TASK TO CARRY OUT
Find the string "LEAP" in the listing and report every line that has it.

╭─ DATA SUPPLIED

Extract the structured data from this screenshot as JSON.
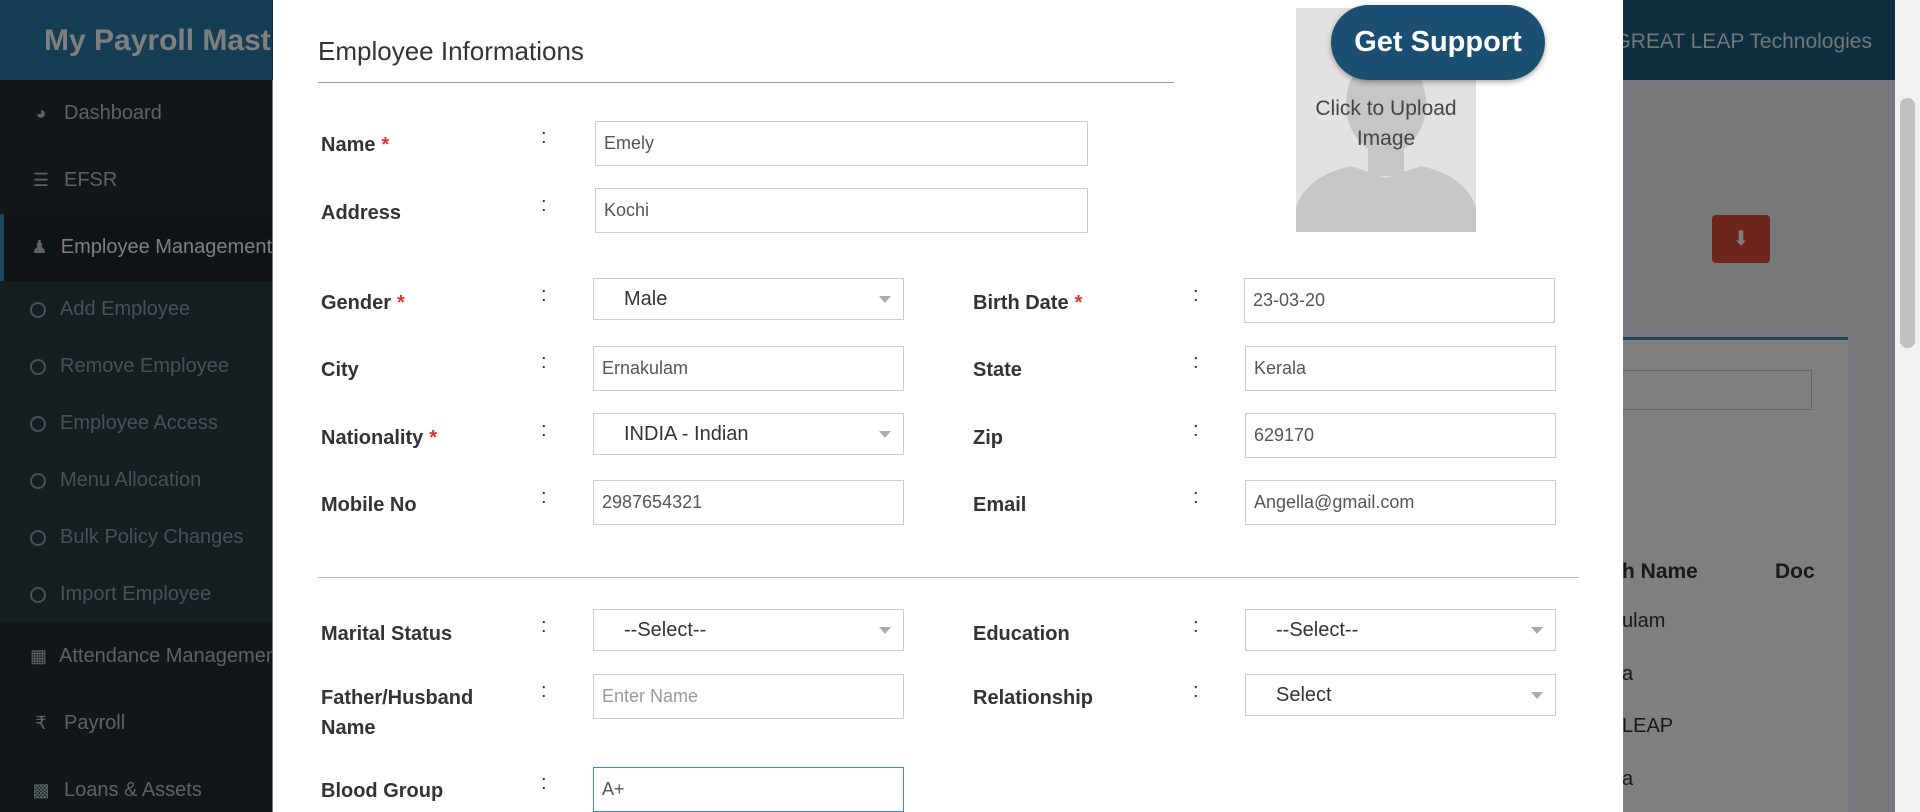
{
  "app": {
    "title": "My Payroll Master",
    "company": "GREAT LEAP Technologies"
  },
  "sidebar": {
    "items": [
      {
        "label": "Dashboard",
        "icon": "dashboard-icon"
      },
      {
        "label": "EFSR",
        "icon": "list-icon"
      },
      {
        "label": "Employee Management",
        "icon": "user-plus-icon"
      }
    ],
    "sub_items": [
      {
        "label": "Add Employee"
      },
      {
        "label": "Remove Employee"
      },
      {
        "label": "Employee Access"
      },
      {
        "label": "Menu Allocation"
      },
      {
        "label": "Bulk Policy Changes"
      },
      {
        "label": "Import Employee"
      }
    ],
    "items_after": [
      {
        "label": "Attendance Management",
        "icon": "calendar-icon"
      },
      {
        "label": "Payroll",
        "icon": "rupee-icon"
      },
      {
        "label": "Loans & Assets",
        "icon": "money-icon"
      }
    ]
  },
  "background_table": {
    "col_name": "h Name",
    "col_doc": "Doc",
    "rows": [
      "ulam",
      "a",
      "LEAP",
      "a"
    ]
  },
  "modal": {
    "title": "Employee Informations",
    "support_label": "Get Support",
    "upload_label": "Click to Upload Image",
    "colon": ":",
    "required_mark": "*",
    "fields": {
      "name": {
        "label": "Name",
        "value": "Emely"
      },
      "address": {
        "label": "Address",
        "value": "Kochi"
      },
      "gender": {
        "label": "Gender",
        "value": "Male"
      },
      "birth_date": {
        "label": "Birth Date",
        "value": "23-03-20"
      },
      "city": {
        "label": "City",
        "value": "Ernakulam"
      },
      "state": {
        "label": "State",
        "value": "Kerala"
      },
      "nationality": {
        "label": "Nationality",
        "value": "INDIA - Indian"
      },
      "zip": {
        "label": "Zip",
        "value": "629170"
      },
      "mobile": {
        "label": "Mobile No",
        "value": "2987654321"
      },
      "email": {
        "label": "Email",
        "value": "Angella@gmail.com"
      },
      "marital_status": {
        "label": "Marital Status",
        "value": "--Select--"
      },
      "education": {
        "label": "Education",
        "value": "--Select--"
      },
      "father_husband": {
        "label": "Father/Husband Name",
        "placeholder": "Enter Name"
      },
      "relationship": {
        "label": "Relationship",
        "value": "Select"
      },
      "blood_group": {
        "label": "Blood Group",
        "value": "A+"
      }
    }
  }
}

╰─

EXERCISE SOLUTION
    "company": "GREAT LEAP Technologies"
      "LEAP",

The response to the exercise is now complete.